Provided information -
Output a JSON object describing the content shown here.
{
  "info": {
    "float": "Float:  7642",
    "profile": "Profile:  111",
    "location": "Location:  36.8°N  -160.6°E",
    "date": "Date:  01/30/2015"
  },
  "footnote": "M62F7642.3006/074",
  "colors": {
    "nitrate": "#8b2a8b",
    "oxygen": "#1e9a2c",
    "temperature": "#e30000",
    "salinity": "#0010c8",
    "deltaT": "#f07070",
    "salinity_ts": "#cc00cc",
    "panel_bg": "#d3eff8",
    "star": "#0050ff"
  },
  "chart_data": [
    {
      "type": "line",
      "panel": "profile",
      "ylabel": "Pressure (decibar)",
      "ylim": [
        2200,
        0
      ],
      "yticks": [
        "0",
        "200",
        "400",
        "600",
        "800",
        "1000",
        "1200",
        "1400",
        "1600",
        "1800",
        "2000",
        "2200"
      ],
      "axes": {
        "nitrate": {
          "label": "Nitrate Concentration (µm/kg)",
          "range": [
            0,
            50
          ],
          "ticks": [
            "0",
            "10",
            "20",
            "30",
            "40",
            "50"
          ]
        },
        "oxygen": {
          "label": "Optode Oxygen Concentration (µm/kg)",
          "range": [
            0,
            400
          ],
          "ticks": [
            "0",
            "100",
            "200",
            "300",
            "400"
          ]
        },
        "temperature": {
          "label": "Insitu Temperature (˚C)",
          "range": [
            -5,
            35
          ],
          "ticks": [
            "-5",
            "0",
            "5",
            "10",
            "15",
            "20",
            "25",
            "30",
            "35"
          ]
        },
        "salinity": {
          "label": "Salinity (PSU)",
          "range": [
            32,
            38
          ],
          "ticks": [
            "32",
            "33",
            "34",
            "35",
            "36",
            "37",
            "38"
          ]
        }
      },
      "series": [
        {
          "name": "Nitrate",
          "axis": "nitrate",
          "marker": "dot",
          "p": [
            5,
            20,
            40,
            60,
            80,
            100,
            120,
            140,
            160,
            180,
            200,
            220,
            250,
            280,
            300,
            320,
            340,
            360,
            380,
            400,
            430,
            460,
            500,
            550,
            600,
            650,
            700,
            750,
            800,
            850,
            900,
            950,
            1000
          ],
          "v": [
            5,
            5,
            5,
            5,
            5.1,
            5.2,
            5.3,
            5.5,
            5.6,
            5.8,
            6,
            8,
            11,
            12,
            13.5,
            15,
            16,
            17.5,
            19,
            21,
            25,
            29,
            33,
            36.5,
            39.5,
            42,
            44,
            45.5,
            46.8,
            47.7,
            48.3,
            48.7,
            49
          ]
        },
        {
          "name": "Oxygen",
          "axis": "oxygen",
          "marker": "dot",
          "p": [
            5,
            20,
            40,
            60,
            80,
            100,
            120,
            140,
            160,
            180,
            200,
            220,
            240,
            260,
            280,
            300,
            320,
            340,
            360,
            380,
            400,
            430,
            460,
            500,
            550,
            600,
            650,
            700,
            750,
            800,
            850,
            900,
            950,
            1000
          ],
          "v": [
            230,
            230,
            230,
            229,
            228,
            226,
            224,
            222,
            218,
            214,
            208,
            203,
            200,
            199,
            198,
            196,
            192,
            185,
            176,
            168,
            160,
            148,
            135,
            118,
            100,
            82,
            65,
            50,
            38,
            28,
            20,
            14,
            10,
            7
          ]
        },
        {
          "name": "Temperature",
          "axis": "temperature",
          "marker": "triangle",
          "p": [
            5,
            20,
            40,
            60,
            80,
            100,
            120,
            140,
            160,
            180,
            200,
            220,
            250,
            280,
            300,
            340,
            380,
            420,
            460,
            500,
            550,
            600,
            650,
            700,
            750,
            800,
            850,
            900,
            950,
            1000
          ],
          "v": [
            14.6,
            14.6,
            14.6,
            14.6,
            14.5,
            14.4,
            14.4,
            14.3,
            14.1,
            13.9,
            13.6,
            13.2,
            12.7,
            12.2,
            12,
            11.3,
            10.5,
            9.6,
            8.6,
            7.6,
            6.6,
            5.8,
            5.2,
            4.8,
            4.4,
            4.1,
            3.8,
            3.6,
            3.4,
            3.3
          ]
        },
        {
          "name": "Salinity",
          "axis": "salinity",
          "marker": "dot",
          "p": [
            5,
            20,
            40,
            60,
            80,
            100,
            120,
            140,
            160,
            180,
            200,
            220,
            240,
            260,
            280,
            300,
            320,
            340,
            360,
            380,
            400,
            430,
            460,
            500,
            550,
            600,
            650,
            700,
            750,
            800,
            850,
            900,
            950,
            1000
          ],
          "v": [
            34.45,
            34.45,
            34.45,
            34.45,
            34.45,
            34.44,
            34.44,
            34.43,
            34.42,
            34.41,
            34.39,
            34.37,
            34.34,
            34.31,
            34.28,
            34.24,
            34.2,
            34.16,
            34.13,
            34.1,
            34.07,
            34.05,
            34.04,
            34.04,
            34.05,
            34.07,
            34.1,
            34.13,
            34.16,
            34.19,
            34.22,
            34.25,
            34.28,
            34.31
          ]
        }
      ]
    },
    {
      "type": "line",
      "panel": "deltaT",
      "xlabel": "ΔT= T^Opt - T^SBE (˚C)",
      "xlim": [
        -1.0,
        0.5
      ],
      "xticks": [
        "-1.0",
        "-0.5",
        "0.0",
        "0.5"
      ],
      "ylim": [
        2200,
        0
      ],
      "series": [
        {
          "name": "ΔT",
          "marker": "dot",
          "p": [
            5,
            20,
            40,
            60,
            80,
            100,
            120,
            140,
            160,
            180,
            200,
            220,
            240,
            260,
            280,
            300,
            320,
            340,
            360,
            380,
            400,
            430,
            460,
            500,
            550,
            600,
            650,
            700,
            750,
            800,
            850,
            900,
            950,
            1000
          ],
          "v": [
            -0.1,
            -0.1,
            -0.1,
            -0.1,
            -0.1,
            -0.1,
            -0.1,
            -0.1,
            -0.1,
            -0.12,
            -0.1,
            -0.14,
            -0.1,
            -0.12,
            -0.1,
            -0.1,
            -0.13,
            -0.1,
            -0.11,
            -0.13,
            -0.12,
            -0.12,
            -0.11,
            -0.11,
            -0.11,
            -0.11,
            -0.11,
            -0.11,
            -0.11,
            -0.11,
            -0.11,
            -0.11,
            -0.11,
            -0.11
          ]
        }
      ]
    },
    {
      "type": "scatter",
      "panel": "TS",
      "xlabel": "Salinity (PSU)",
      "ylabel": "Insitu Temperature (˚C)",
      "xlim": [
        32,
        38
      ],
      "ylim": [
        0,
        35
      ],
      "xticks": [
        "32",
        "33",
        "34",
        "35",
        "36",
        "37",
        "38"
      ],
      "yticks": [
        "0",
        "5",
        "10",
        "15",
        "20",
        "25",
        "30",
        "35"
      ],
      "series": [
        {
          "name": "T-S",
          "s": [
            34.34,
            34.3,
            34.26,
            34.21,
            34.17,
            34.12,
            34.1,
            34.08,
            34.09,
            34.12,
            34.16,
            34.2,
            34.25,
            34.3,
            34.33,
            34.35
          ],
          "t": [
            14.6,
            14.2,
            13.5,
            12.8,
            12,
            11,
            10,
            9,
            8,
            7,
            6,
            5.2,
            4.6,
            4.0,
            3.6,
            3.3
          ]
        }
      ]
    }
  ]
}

What is being asked -
From the listing above, copy out each line where the word "name" appears.

Complete response -
          "name": "Nitrate",
          "name": "Oxygen",
          "name": "Temperature",
          "name": "Salinity",
          "name": "ΔT",
          "name": "T-S",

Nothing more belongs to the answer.